Dataset entries:
● ● ● ● ● ● ●

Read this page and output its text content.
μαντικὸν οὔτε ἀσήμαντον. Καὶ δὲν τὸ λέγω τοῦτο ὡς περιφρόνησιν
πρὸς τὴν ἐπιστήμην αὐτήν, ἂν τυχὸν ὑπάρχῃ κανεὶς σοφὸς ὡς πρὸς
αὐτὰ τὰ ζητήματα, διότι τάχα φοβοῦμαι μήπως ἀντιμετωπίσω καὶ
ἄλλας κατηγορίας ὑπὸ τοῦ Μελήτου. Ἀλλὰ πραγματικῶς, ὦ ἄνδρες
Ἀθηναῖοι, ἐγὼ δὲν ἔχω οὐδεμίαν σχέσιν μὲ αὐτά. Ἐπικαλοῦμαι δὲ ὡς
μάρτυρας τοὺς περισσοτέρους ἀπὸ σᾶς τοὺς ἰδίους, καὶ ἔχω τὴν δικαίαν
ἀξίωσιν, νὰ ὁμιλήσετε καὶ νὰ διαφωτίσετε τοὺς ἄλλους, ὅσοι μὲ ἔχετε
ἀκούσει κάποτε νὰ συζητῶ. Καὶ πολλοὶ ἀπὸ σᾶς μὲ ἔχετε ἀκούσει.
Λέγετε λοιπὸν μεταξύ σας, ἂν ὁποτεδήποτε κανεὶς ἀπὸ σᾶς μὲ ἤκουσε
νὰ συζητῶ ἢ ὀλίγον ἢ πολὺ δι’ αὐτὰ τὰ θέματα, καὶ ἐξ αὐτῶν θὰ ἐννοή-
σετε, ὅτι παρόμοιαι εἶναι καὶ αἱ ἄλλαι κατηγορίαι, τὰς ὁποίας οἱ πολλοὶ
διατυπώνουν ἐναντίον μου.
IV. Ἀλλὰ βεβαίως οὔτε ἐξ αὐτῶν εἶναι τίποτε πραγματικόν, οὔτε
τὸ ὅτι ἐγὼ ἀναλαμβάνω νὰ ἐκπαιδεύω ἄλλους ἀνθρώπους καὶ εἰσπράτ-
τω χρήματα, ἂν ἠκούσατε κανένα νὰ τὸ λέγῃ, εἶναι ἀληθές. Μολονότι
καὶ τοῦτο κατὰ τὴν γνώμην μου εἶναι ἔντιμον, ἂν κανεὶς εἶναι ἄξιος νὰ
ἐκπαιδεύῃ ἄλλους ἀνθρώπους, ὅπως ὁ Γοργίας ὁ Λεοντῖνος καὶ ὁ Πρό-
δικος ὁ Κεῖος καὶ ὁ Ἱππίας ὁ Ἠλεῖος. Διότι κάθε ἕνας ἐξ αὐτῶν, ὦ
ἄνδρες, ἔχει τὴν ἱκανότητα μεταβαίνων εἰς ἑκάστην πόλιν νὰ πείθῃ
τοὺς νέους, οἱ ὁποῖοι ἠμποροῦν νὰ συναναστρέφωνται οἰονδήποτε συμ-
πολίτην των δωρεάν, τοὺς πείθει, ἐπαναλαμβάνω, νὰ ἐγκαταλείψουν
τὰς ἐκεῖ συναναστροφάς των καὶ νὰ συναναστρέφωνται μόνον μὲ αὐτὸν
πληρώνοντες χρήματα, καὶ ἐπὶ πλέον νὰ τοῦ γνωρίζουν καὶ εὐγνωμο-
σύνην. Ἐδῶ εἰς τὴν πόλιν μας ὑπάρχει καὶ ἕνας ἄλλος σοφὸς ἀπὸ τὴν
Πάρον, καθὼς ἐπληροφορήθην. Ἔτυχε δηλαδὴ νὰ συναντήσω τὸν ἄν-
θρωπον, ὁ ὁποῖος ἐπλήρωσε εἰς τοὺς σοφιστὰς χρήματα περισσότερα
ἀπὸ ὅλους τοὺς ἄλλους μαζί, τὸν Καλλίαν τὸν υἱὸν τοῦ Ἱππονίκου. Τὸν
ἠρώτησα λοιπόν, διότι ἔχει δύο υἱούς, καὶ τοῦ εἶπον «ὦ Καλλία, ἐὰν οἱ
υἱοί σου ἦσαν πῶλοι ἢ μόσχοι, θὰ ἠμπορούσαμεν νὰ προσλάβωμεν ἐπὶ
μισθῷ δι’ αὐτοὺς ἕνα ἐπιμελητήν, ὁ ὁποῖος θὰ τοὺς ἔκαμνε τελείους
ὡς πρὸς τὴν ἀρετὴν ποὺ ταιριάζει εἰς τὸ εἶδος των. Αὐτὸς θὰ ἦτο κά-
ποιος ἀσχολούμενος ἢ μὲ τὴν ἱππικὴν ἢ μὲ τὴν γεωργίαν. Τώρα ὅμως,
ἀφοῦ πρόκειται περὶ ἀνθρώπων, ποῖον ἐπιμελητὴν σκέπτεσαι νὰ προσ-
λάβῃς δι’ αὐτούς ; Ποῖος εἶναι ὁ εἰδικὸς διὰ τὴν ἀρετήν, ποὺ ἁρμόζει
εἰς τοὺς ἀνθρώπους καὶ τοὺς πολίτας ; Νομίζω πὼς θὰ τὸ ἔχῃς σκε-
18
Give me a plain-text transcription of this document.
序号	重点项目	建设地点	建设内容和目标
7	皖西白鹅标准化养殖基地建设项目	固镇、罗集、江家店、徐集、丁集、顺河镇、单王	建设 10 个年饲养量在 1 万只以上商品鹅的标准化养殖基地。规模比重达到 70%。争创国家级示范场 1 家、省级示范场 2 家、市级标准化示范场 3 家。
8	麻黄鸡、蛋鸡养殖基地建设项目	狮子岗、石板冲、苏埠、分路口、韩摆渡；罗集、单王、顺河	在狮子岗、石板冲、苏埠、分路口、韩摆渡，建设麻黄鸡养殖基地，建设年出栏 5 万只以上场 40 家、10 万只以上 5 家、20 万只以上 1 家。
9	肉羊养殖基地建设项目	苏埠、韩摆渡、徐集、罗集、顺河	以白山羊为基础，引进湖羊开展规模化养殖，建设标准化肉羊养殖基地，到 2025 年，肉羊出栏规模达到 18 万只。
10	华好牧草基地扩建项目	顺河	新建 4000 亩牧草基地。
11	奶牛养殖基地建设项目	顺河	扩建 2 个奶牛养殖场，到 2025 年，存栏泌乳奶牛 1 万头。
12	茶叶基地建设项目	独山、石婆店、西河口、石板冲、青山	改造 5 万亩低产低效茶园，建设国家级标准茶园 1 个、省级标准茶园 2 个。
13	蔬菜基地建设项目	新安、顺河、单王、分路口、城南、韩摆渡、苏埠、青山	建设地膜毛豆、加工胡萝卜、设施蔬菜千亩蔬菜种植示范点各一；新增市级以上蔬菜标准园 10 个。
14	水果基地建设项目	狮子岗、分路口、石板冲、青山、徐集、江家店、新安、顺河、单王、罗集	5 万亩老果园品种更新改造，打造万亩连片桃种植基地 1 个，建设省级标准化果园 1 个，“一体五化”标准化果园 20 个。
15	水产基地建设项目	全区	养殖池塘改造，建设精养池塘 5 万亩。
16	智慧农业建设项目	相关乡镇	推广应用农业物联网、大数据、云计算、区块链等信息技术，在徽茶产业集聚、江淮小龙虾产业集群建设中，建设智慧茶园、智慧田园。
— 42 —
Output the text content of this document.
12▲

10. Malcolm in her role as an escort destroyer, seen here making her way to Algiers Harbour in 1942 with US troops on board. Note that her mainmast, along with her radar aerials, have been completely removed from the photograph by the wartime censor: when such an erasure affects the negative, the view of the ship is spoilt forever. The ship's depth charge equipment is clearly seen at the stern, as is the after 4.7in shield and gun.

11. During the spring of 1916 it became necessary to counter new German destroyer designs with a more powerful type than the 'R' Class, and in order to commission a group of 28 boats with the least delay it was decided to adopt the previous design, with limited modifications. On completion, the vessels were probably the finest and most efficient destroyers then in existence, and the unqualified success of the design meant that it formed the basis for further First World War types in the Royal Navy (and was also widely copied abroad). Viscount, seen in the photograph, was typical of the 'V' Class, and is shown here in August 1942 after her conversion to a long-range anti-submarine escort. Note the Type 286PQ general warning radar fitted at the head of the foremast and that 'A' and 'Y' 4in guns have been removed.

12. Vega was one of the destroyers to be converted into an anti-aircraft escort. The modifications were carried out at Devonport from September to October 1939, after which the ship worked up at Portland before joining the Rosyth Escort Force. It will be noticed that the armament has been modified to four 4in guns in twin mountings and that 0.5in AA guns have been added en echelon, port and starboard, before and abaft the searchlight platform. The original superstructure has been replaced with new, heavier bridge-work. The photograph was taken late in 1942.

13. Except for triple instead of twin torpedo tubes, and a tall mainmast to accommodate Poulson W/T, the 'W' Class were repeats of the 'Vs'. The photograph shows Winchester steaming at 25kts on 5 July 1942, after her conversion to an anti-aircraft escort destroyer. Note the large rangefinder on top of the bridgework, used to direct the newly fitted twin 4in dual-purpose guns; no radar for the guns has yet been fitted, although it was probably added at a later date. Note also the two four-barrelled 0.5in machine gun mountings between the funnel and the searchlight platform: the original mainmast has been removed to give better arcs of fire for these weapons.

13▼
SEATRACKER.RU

● ● ● ● ● ● ●

Written problem. Review the preceding data and report every line that includes the string "ἔχει".

Written solution.
ἄνδρες, ἔχει τὴν ἱκανότητα μεταβαίνων εἰς ἑκάστην πόλιν νὰ πείθῃ
ἠρώτησα λοιπόν, διότι ἔχει δύο υἱούς, καὶ τοῦ εἶπον «ὦ Καλλία, ἐὰν οἱ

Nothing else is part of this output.